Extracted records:
***
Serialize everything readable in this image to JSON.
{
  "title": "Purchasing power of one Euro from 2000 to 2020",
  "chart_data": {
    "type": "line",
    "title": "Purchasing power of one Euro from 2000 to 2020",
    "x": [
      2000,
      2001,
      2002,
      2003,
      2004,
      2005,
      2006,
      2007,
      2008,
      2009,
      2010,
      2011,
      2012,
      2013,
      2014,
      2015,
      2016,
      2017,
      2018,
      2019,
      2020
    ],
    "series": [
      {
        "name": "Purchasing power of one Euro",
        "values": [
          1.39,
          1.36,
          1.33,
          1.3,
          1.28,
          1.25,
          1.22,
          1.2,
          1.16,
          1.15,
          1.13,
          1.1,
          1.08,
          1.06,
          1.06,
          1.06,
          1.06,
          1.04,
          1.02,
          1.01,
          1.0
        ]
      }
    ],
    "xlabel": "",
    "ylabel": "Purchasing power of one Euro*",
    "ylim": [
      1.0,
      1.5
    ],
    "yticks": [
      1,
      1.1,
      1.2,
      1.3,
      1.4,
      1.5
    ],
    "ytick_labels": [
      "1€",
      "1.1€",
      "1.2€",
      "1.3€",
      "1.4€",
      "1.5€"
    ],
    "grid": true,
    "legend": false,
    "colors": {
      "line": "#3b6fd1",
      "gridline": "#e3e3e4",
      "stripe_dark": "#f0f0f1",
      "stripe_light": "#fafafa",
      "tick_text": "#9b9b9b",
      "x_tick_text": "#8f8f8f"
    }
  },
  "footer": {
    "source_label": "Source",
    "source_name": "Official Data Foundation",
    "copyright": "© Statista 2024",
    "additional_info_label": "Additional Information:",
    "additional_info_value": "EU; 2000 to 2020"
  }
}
***
Return each entry from the material above exactly as it appears.

Serialize everything readable in this image to JSON.
{
  "title": "Purchasing power of one Euro from 2000 to 2020",
  "chart_data": {
    "type": "line",
    "title": "Purchasing power of one Euro from 2000 to 2020",
    "x": [
      2000,
      2001,
      2002,
      2003,
      2004,
      2005,
      2006,
      2007,
      2008,
      2009,
      2010,
      2011,
      2012,
      2013,
      2014,
      2015,
      2016,
      2017,
      2018,
      2019,
      2020
    ],
    "series": [
      {
        "name": "Purchasing power of one Euro",
        "values": [
          1.39,
          1.36,
          1.33,
          1.3,
          1.28,
          1.25,
          1.22,
          1.2,
          1.16,
          1.15,
          1.13,
          1.1,
          1.08,
          1.06,
          1.06,
          1.06,
          1.06,
          1.04,
          1.02,
          1.01,
          1.0
        ]
      }
    ],
    "xlabel": "",
    "ylabel": "Purchasing power of one Euro*",
    "ylim": [
      1.0,
      1.5
    ],
    "yticks": [
      1,
      1.1,
      1.2,
      1.3,
      1.4,
      1.5
    ],
    "ytick_labels": [
      "1€",
      "1.1€",
      "1.2€",
      "1.3€",
      "1.4€",
      "1.5€"
    ],
    "grid": true,
    "legend": false,
    "colors": {
      "line": "#3b6fd1",
      "gridline": "#e3e3e4",
      "stripe_dark": "#f0f0f1",
      "stripe_light": "#fafafa",
      "tick_text": "#9b9b9b",
      "x_tick_text": "#8f8f8f"
    }
  },
  "footer": {
    "source_label": "Source",
    "source_name": "Official Data Foundation",
    "copyright": "© Statista 2024",
    "additional_info_label": "Additional Information:",
    "additional_info_value": "EU; 2000 to 2020"
  }
}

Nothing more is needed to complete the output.